-- Begin --

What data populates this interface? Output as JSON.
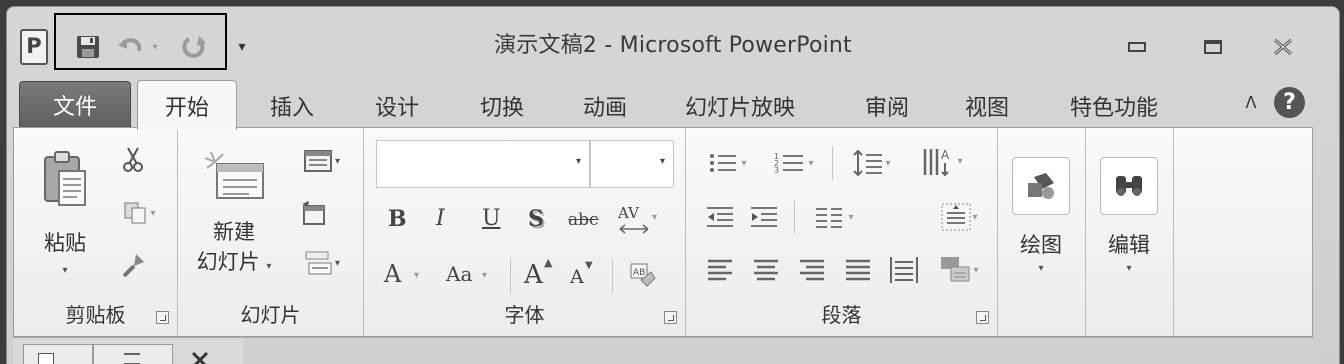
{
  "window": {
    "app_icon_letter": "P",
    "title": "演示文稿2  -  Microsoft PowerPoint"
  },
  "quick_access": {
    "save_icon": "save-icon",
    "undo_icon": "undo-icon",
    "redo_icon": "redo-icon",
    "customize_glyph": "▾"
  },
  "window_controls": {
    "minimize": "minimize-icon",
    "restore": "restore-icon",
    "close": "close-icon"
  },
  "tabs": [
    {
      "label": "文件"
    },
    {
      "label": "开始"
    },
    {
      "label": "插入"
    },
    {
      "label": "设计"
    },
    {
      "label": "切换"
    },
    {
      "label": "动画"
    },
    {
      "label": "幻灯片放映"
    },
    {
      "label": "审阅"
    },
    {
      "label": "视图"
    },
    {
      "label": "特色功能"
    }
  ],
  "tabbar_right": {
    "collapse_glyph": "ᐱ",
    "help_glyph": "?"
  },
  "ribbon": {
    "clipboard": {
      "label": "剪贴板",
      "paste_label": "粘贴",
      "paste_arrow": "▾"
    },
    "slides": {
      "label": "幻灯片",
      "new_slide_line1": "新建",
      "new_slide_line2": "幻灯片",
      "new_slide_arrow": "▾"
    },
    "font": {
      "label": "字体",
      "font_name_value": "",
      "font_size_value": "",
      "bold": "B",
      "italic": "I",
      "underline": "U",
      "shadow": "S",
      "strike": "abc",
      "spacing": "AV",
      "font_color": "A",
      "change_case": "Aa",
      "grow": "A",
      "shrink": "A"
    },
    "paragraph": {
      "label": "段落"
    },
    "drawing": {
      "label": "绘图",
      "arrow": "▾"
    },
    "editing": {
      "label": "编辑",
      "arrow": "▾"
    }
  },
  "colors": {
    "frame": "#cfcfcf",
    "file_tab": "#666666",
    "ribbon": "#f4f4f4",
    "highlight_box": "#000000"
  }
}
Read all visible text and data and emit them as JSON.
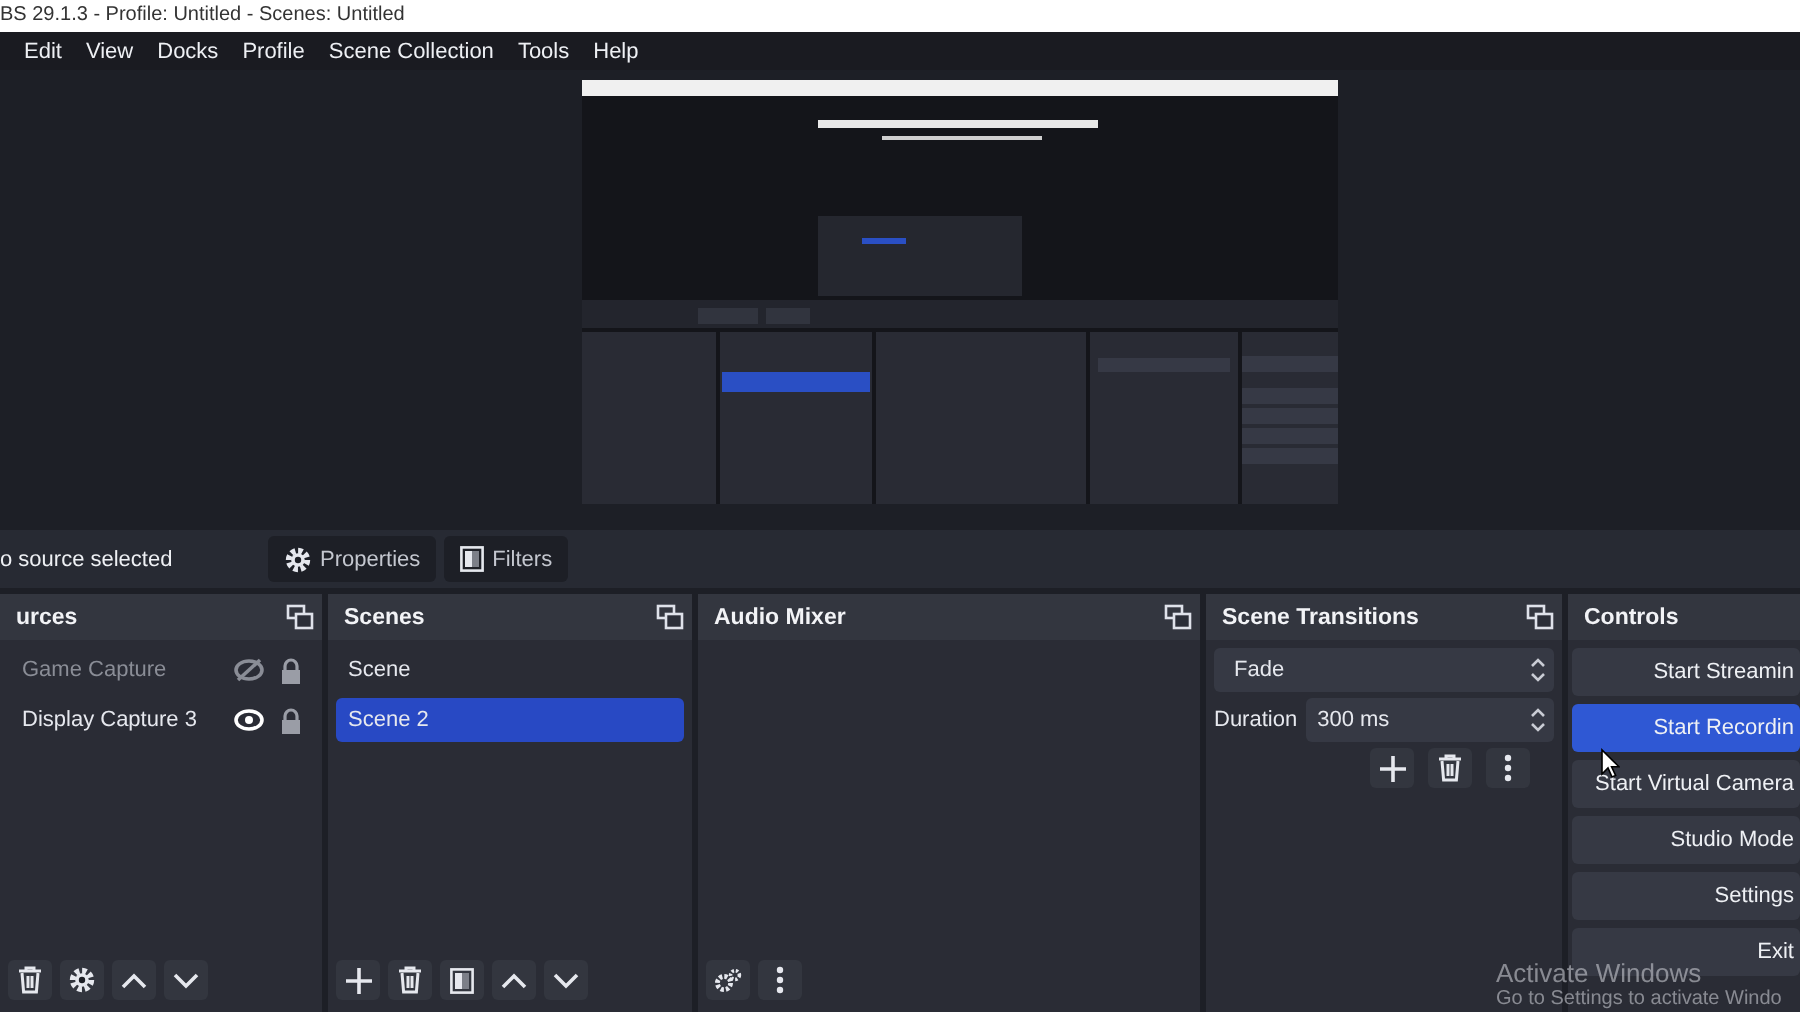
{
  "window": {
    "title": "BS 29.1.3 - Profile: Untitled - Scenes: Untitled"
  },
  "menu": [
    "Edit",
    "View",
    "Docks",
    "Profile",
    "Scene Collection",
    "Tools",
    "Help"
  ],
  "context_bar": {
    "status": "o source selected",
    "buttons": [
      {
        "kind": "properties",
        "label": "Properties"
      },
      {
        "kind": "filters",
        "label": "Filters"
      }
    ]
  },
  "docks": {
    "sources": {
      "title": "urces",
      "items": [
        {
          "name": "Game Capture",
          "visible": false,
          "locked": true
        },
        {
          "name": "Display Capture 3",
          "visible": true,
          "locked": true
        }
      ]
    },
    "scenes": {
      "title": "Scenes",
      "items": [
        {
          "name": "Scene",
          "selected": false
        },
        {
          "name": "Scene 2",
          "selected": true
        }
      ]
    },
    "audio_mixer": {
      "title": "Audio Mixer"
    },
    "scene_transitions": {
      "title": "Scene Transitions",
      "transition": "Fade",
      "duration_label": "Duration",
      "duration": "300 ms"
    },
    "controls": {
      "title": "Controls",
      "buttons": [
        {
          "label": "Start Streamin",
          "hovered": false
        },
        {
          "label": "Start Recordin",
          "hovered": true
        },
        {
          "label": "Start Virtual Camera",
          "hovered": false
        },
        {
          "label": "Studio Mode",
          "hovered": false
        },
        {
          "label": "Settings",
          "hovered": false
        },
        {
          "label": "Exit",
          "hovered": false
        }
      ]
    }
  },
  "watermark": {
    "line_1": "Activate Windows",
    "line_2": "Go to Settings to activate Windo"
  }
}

-- End --

Leave the images out, please, and restate each line word for word.

> _PROBLEM SOLUTION_
What data populates this interface? Output as JSON.
{
  "window": {
    "app_icon_letter": "P",
    "title": "演示文稿2  -  Microsoft PowerPoint"
  },
  "quick_access": {
    "save_icon": "save-icon",
    "undo_icon": "undo-icon",
    "redo_icon": "redo-icon",
    "customize_glyph": "▾"
  },
  "window_controls": {
    "minimize": "minimize-icon",
    "restore": "restore-icon",
    "close": "close-icon"
  },
  "tabs": [
    {
      "label": "文件"
    },
    {
      "label": "开始"
    },
    {
      "label": "插入"
    },
    {
      "label": "设计"
    },
    {
      "label": "切换"
    },
    {
      "label": "动画"
    },
    {
      "label": "幻灯片放映"
    },
    {
      "label": "审阅"
    },
    {
      "label": "视图"
    },
    {
      "label": "特色功能"
    }
  ],
  "tabbar_right": {
    "collapse_glyph": "ᐱ",
    "help_glyph": "?"
  },
  "ribbon": {
    "clipboard": {
      "label": "剪贴板",
      "paste_label": "粘贴",
      "paste_arrow": "▾"
    },
    "slides": {
      "label": "幻灯片",
      "new_slide_line1": "新建",
      "new_slide_line2": "幻灯片",
      "new_slide_arrow": "▾"
    },
    "font": {
      "label": "字体",
      "font_name_value": "",
      "font_size_value": "",
      "bold": "B",
      "italic": "I",
      "underline": "U",
      "shadow": "S",
      "strike": "abc",
      "spacing": "AV",
      "font_color": "A",
      "change_case": "Aa",
      "grow": "A",
      "shrink": "A"
    },
    "paragraph": {
      "label": "段落"
    },
    "drawing": {
      "label": "绘图",
      "arrow": "▾"
    },
    "editing": {
      "label": "编辑",
      "arrow": "▾"
    }
  },
  "colors": {
    "frame": "#cfcfcf",
    "file_tab": "#666666",
    "ribbon": "#f4f4f4",
    "highlight_box": "#000000"
  }
}
Read all visible text and data and emit them as JSON.
{
  "window": {
    "title": "BS 29.1.3 - Profile: Untitled - Scenes: Untitled"
  },
  "menu": [
    "Edit",
    "View",
    "Docks",
    "Profile",
    "Scene Collection",
    "Tools",
    "Help"
  ],
  "context_bar": {
    "status": "o source selected",
    "buttons": [
      {
        "kind": "properties",
        "label": "Properties"
      },
      {
        "kind": "filters",
        "label": "Filters"
      }
    ]
  },
  "docks": {
    "sources": {
      "title": "urces",
      "items": [
        {
          "name": "Game Capture",
          "visible": false,
          "locked": true
        },
        {
          "name": "Display Capture 3",
          "visible": true,
          "locked": true
        }
      ]
    },
    "scenes": {
      "title": "Scenes",
      "items": [
        {
          "name": "Scene",
          "selected": false
        },
        {
          "name": "Scene 2",
          "selected": true
        }
      ]
    },
    "audio_mixer": {
      "title": "Audio Mixer"
    },
    "scene_transitions": {
      "title": "Scene Transitions",
      "transition": "Fade",
      "duration_label": "Duration",
      "duration": "300 ms"
    },
    "controls": {
      "title": "Controls",
      "buttons": [
        {
          "label": "Start Streamin",
          "hovered": false
        },
        {
          "label": "Start Recordin",
          "hovered": true
        },
        {
          "label": "Start Virtual Camera",
          "hovered": false
        },
        {
          "label": "Studio Mode",
          "hovered": false
        },
        {
          "label": "Settings",
          "hovered": false
        },
        {
          "label": "Exit",
          "hovered": false
        }
      ]
    }
  },
  "watermark": {
    "line_1": "Activate Windows",
    "line_2": "Go to Settings to activate Windo"
  }
}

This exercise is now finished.